* start Working data *

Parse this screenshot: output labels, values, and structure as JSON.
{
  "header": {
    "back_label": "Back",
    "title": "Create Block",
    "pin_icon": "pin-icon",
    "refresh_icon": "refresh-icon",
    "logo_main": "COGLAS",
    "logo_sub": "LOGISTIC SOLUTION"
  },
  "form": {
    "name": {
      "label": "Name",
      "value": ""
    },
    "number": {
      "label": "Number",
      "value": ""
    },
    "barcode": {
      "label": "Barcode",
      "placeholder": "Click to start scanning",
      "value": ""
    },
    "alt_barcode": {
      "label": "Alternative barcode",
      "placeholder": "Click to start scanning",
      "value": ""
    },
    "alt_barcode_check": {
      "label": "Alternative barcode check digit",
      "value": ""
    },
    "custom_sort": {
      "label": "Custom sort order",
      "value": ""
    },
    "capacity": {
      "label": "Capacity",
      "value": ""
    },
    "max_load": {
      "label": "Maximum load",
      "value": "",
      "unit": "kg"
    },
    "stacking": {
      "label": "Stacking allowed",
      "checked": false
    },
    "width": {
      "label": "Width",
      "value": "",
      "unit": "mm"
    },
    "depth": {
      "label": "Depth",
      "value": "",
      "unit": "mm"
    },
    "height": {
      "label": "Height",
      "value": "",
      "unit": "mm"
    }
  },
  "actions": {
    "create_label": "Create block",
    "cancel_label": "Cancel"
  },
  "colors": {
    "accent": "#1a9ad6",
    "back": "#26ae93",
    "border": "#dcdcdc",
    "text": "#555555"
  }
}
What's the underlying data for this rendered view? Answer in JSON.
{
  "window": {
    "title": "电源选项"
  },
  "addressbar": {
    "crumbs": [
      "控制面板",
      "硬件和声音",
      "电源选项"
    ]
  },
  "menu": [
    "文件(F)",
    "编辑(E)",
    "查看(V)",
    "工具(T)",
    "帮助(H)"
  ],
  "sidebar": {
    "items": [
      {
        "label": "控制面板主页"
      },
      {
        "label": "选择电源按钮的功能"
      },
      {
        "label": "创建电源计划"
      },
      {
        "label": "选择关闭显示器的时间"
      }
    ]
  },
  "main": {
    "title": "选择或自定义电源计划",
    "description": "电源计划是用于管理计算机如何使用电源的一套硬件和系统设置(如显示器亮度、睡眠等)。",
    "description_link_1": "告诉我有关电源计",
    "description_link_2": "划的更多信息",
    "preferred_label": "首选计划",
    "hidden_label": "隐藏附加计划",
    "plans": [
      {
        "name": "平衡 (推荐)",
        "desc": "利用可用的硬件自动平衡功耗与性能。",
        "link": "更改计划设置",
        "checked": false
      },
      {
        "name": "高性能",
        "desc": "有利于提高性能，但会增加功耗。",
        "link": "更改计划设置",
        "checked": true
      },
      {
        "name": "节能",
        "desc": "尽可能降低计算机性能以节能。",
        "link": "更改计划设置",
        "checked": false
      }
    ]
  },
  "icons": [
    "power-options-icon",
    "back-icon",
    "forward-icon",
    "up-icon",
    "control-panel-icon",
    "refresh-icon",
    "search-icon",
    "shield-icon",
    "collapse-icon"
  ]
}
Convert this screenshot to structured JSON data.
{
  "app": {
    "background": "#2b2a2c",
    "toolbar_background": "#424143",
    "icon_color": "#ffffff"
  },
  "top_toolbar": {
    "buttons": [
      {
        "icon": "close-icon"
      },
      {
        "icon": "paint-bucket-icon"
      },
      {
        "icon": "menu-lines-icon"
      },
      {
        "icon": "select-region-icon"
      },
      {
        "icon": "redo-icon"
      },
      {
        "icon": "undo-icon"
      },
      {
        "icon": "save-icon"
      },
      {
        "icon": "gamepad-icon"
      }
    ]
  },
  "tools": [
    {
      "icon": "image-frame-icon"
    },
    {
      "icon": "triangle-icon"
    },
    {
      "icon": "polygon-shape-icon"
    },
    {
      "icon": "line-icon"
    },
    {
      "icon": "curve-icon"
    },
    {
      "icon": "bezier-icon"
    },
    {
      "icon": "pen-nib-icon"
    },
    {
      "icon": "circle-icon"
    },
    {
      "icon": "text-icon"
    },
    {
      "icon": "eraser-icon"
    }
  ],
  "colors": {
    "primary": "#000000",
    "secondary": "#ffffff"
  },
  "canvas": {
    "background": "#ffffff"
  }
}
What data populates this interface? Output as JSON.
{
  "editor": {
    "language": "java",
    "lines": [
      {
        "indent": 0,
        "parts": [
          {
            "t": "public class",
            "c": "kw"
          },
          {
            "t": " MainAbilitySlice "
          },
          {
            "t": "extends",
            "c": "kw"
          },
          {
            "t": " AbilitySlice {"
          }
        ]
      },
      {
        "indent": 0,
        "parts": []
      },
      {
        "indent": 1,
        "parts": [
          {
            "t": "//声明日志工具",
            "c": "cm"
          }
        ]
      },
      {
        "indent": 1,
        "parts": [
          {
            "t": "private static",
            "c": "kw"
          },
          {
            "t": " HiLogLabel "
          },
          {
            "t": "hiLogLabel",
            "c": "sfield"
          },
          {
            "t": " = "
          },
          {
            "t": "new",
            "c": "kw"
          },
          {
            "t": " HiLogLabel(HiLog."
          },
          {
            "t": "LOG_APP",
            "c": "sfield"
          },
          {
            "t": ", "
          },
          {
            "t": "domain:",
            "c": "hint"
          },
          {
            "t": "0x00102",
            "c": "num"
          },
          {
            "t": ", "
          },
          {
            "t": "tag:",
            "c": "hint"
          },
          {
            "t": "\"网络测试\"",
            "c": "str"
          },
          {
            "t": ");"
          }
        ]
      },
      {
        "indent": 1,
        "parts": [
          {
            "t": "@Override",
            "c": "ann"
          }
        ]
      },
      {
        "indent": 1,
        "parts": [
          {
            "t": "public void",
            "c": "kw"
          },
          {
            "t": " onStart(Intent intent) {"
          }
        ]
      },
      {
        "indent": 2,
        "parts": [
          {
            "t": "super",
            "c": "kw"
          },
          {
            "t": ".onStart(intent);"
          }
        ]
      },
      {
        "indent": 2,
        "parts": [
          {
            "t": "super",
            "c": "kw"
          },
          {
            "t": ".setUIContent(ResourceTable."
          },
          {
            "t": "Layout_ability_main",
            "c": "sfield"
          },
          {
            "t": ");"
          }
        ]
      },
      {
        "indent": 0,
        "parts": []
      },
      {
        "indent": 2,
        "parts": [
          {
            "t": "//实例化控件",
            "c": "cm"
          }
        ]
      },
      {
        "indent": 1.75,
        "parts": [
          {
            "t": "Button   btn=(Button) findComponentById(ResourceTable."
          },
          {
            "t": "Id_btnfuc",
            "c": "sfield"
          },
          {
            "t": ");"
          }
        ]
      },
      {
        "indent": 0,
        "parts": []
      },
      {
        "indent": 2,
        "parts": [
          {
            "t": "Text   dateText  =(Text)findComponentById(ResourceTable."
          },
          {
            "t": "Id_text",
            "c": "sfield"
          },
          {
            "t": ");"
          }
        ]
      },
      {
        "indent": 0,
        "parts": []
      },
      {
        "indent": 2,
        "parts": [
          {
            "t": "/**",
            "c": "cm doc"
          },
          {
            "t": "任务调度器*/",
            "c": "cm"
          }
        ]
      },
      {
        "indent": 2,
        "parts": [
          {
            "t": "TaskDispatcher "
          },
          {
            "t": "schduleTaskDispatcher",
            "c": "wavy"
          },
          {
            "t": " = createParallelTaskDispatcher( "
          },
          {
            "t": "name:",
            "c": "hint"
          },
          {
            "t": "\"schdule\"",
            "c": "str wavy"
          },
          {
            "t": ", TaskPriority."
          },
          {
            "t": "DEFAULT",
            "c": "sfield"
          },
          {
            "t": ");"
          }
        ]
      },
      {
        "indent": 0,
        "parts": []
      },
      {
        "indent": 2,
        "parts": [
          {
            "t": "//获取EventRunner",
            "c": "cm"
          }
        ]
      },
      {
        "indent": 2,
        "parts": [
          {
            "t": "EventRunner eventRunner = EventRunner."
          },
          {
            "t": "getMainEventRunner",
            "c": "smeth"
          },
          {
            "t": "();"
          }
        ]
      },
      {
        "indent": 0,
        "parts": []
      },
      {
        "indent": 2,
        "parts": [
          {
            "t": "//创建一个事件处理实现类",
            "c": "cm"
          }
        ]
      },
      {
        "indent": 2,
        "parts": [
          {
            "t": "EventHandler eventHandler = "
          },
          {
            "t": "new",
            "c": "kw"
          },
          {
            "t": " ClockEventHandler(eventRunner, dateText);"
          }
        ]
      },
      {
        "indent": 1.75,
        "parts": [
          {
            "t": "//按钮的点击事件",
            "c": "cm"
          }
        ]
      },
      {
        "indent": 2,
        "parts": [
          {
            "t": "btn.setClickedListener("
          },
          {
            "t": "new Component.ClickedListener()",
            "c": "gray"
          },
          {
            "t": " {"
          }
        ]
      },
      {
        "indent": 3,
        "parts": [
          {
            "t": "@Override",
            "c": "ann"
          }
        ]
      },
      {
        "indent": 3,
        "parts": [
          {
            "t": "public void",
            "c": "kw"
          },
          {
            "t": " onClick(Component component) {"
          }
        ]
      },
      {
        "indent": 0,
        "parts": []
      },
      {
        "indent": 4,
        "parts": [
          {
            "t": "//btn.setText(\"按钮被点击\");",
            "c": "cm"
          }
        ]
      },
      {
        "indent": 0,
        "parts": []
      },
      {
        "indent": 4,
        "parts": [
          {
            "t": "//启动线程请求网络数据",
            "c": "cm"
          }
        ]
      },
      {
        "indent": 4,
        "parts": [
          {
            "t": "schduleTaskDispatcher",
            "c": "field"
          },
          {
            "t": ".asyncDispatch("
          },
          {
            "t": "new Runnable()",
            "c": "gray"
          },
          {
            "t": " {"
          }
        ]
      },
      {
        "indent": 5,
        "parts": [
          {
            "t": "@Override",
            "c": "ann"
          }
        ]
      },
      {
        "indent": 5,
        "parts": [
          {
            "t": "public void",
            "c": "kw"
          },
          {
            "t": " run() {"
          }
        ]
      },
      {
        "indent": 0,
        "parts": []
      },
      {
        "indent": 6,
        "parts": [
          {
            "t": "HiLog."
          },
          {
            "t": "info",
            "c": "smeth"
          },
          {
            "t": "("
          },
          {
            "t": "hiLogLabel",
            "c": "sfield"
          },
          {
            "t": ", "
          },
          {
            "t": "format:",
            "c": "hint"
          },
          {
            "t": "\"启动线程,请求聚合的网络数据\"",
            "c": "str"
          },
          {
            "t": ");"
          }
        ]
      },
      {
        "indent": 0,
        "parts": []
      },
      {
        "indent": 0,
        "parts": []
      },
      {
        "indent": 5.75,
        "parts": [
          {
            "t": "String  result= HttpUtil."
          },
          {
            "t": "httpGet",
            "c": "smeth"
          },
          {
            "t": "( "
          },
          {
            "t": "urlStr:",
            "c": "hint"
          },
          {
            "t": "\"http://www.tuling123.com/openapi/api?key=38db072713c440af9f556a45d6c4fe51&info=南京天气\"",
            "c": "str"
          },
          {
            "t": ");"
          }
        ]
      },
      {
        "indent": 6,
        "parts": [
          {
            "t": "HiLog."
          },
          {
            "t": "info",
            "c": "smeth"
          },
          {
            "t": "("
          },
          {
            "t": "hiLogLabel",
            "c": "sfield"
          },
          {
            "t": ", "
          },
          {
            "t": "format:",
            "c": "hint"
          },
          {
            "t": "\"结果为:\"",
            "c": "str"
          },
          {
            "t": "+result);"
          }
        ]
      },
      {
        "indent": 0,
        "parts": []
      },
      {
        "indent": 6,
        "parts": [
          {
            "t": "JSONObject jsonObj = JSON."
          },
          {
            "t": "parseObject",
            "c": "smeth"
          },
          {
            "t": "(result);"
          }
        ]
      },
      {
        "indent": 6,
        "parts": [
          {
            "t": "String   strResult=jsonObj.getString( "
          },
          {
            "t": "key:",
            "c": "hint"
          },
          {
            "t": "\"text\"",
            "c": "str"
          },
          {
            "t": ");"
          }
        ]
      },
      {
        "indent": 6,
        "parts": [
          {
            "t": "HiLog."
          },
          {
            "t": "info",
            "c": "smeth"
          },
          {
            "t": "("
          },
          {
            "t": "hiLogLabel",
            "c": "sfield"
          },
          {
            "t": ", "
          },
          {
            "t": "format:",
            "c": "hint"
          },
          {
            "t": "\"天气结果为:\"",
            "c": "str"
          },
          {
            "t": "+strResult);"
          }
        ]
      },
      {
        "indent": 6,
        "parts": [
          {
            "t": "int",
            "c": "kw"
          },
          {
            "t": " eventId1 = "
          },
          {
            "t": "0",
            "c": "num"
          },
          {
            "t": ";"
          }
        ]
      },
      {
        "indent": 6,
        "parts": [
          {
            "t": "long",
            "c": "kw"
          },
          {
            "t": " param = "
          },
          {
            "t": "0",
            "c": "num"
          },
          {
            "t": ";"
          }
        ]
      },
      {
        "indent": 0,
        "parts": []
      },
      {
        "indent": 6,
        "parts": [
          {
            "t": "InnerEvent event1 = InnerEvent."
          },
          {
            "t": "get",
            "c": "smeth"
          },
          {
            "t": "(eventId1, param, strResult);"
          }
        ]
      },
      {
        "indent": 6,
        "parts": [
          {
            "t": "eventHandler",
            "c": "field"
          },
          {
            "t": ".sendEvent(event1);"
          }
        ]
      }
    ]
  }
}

* end Working data *

Stated task | Find every line in the records that has the string "jsonObj", then state how many there are and nothing else.

Result | 2